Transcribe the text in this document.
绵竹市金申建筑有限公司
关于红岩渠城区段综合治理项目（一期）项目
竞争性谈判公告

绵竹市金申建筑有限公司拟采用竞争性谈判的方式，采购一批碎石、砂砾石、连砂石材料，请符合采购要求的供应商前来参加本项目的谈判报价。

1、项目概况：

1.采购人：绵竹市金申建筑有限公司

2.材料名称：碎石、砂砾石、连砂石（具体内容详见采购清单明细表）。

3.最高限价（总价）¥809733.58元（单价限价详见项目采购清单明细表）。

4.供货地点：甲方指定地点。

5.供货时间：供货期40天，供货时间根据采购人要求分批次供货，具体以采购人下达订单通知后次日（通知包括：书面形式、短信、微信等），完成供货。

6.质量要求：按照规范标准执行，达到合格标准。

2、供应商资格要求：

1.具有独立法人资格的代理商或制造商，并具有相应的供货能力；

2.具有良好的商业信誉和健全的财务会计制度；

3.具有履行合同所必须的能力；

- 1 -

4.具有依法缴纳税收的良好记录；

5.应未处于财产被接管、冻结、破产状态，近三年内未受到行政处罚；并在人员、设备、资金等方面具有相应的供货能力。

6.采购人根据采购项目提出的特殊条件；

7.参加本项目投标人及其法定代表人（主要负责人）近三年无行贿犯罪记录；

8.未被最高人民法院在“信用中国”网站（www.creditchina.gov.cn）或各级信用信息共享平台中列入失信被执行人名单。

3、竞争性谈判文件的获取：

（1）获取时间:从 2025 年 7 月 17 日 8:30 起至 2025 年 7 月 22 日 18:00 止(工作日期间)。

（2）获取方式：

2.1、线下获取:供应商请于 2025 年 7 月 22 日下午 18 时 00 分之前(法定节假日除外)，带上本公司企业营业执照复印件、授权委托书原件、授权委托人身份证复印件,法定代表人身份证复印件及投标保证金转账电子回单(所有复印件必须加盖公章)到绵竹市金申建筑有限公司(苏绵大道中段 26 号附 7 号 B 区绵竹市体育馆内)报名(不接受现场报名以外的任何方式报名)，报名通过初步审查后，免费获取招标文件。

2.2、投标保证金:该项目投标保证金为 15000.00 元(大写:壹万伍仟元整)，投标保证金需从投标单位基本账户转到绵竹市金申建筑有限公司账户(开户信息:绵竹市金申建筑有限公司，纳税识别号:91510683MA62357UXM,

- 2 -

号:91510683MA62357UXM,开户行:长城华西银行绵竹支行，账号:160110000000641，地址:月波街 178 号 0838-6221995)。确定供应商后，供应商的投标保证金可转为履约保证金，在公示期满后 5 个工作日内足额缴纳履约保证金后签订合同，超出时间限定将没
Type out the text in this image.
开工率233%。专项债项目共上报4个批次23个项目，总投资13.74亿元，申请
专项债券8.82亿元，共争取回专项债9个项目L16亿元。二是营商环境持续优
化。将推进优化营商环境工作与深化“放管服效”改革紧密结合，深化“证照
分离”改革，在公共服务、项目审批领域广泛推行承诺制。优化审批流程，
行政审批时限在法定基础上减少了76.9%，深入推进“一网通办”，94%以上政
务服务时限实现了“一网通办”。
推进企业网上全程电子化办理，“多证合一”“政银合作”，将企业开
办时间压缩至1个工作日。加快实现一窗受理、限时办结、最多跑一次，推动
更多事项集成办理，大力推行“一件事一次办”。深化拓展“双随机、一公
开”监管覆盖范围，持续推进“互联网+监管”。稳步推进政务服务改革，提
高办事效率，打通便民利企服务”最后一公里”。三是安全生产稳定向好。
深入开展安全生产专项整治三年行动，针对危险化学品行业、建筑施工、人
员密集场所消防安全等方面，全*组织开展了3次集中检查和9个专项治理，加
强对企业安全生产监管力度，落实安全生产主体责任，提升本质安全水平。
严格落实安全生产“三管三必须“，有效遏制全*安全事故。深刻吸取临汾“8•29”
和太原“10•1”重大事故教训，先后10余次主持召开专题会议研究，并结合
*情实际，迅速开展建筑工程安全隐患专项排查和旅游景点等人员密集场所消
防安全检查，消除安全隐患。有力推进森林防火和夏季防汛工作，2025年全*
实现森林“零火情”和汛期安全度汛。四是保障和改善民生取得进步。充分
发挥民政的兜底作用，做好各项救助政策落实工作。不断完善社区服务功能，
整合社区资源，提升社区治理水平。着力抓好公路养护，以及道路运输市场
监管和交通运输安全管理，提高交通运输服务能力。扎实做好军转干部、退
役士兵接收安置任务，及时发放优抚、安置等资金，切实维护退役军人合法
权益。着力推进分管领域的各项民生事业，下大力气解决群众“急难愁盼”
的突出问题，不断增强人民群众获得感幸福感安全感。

++++++

Write only the number of lines that include "this".

### The result
2